Requirements:
1 - According to the summary of the carbon capture paper, across how many use cases was the methodology validated?
2 - Rewrite the summary of the carbon capture paper from "Inducing Permutation Invariant" to "symmetric input data.", replacing "novel" with "new".
3 - Carry on the summary of the carbon capture paper from its last line.

--- START OF Extract ---

Inducing Permutation Invariant Priors in Bayesian Optimization for Carbon Capture and Storage Applications

TL;DR

This paper introduces a novel permutation-invariant Gaussian Process kernel and a deep learning approach to improve Bayesian Optimization for well placement in Carbon Capture and Storage, addressing symmetry issues in input data.

Contribution

The work presents a new permutation-invariant kernel (GP-Perm) and a deep learning baseline (DKL-DS) for Bayesian Optimization in CCS applications, enhancing efficiency with symmetric input data.

Findings

GP-Perm outperforms standard kernels in permutation-invariant settings.

The deep kernel learning model effectively captures permutation invariance.

Methodology validated across 8 diverse CCS use cases.

--- END OF Extract ---
--- START OF Items ---

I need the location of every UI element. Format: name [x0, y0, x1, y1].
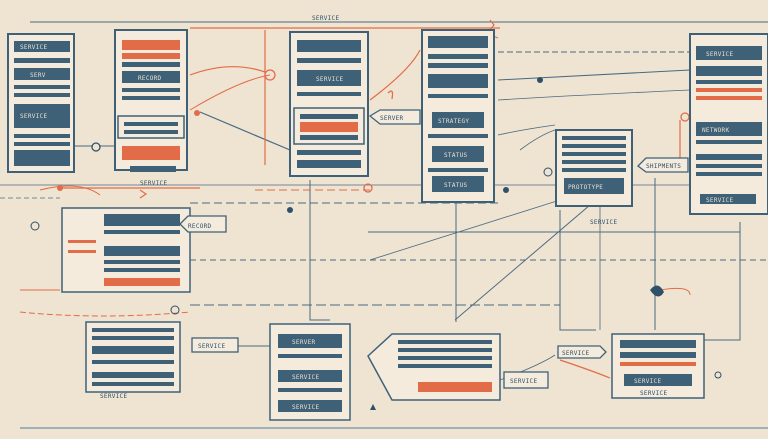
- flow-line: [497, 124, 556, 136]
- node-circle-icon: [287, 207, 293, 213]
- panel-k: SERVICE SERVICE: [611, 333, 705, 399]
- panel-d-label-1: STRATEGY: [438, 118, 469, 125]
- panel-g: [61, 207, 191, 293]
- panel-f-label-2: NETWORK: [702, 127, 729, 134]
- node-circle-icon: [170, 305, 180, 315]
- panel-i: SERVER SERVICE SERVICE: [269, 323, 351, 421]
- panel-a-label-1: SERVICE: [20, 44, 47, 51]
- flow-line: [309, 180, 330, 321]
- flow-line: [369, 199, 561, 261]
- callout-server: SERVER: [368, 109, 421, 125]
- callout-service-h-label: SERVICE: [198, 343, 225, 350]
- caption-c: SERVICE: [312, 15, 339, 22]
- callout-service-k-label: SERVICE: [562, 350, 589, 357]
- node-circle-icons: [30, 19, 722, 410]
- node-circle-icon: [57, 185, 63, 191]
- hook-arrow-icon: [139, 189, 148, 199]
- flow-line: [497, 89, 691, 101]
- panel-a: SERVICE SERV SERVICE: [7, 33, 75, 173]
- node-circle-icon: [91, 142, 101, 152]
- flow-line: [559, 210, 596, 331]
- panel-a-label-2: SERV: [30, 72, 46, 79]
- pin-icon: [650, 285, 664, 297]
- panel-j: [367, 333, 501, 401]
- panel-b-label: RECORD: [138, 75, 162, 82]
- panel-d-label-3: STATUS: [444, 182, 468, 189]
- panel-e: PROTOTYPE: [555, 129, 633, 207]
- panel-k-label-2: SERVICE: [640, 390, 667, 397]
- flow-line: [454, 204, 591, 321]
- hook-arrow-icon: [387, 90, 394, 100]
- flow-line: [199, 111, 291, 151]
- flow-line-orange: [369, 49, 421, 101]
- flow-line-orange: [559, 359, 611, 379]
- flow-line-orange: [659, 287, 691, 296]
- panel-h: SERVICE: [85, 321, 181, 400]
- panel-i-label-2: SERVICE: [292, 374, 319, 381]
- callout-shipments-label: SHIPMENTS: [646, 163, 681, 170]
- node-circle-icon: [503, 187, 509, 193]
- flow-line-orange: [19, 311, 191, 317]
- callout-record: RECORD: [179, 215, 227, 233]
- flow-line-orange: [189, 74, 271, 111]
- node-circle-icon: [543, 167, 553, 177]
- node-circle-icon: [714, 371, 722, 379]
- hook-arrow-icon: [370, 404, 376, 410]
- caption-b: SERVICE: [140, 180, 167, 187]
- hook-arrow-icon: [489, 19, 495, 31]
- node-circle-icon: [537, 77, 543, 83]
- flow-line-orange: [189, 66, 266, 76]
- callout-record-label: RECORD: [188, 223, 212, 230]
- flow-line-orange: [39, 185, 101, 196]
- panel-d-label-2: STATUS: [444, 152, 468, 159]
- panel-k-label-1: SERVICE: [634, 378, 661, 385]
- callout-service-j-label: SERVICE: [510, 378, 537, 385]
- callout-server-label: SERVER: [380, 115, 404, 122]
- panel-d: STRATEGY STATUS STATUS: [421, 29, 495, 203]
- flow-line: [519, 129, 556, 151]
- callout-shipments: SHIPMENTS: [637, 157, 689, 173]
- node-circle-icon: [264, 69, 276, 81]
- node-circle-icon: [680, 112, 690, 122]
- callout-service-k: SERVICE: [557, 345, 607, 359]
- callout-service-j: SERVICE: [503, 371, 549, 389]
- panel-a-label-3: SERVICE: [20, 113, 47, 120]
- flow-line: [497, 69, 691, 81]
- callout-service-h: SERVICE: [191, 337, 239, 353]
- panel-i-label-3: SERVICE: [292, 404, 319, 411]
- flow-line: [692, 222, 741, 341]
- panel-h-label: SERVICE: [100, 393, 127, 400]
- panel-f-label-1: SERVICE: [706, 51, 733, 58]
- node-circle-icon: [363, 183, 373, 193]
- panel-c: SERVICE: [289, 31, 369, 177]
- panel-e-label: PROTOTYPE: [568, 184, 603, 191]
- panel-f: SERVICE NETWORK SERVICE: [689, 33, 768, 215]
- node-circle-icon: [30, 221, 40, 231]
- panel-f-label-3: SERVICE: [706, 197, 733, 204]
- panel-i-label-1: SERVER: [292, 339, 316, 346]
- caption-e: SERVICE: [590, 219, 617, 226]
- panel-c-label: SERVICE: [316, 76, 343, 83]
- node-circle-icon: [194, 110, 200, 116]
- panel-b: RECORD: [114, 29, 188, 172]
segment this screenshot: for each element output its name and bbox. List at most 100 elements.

--- END OF Items ---
--- START OF Items ---

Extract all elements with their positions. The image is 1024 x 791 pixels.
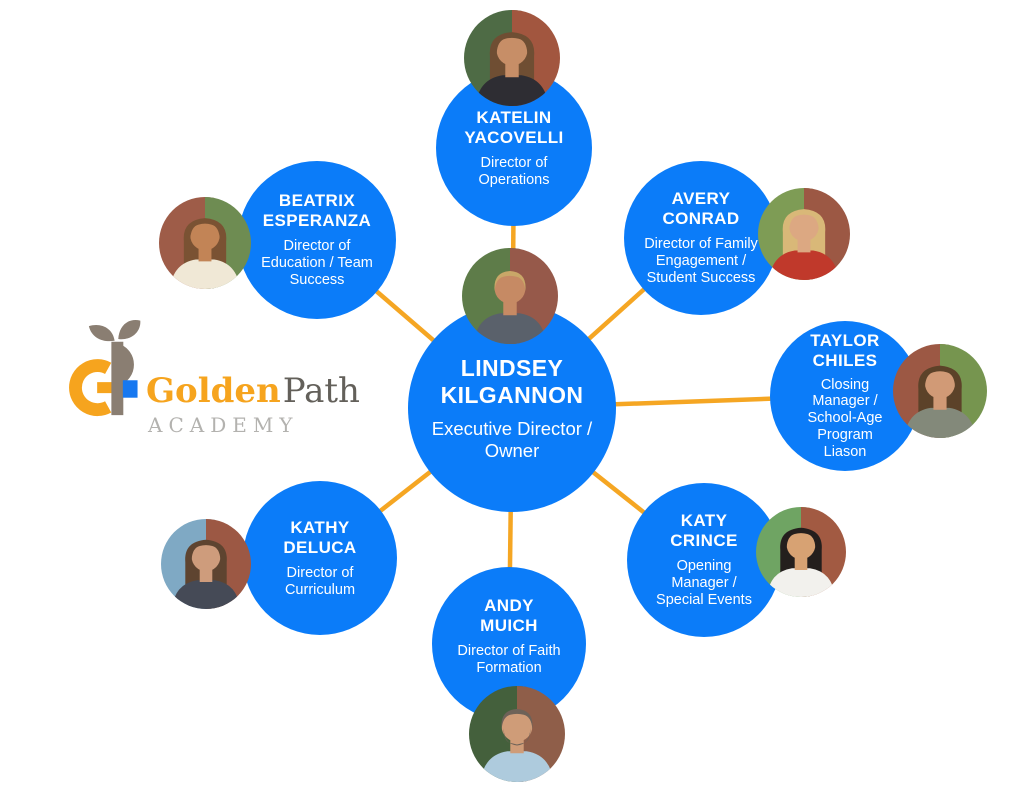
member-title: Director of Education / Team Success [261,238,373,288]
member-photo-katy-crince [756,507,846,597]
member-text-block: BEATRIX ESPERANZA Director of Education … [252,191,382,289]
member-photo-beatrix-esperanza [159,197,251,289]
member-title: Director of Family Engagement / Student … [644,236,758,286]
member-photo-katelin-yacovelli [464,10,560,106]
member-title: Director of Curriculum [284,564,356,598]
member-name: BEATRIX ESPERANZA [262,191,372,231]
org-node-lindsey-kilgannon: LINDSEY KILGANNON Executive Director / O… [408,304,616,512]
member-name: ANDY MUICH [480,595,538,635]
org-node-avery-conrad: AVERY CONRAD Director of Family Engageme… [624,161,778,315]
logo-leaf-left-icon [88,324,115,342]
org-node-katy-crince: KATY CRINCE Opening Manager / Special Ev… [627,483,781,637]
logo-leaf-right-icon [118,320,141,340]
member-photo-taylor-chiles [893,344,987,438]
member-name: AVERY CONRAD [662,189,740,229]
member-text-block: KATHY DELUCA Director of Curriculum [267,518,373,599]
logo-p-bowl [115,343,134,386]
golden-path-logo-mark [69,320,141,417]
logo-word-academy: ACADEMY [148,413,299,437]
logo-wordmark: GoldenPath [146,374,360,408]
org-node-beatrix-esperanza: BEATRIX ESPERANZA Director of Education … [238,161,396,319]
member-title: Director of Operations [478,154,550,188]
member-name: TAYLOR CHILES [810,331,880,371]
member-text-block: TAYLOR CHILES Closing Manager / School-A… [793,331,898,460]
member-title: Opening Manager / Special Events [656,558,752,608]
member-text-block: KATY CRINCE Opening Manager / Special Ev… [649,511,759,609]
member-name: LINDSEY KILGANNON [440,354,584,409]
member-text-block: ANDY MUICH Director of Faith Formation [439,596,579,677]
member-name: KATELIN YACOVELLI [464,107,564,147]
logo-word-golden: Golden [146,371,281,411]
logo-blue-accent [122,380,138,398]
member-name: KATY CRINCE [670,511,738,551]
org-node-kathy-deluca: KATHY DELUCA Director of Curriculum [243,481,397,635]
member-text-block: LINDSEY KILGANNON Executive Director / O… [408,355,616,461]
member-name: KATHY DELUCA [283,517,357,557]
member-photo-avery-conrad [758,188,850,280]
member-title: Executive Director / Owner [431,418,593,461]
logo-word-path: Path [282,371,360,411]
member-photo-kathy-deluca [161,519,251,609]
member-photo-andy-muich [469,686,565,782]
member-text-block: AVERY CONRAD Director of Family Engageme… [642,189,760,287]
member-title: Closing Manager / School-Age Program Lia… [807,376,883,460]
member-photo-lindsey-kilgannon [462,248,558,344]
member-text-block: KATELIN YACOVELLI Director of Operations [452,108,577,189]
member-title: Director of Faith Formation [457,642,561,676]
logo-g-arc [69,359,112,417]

--- END OF Items ---

Answers for this exercise:
1 - It was validated across 8 diverse CCS use cases.

2 -
Inducing Permutation Invariant Priors in Bayesian Optimization for Carbon Capture and Storage Applications

TL;DR

This paper introduces a new permutation-invariant Gaussian Process kernel and a deep learning approach to improve Bayesian Optimization for well placement in Carbon Capture and Storage, addressing symmetry issues in input data.

Contribution

The work presents a new permutation-invariant kernel (GP-Perm) and a deep learning baseline (DKL-DS) for Bayesian Optimization in CCS applications, enhancing efficiency with symmetric input data.

3 -
Abstract

Bayesian Optimization is an iterative method, tailored to optimizing expensive black box objective functions. Surrogate models like Gaussian Processes, which are the gold standard in Bayesian Optimization, can be inefficient for inputs with permutation symmetries, as the most common kernels employed are better suited for vector inputs rather than unordered sets of items. Motivated by this issue, we turn to permutation invariant Bayesian Optimization for well placement in Carbon Capture and Storage projects. The high fidelity black box simulator is instructed to operate wells under group control, giving rise to permutation symmetries within injector and producer groups that cannot be exploited with standard GP kernels. In this work, our main contribution is a novel Gaussian Process kernel (GP-Perm) that encodes permutation invariance by comparing sets through a stable divergence between their induced empirical representations, and can be combined with standard kernels for additional vector-valued inputs. As a learned invariant baseline, we also consider a Deep Kernel Learning model (DKL-DS) using the Deep Sets architecture to learn a permutation-invariant embedding. We evaluate the proposed methodology across 8 use cases, comprising seven synthetic benchmarks and one realistic CCS case study (Johansen formation)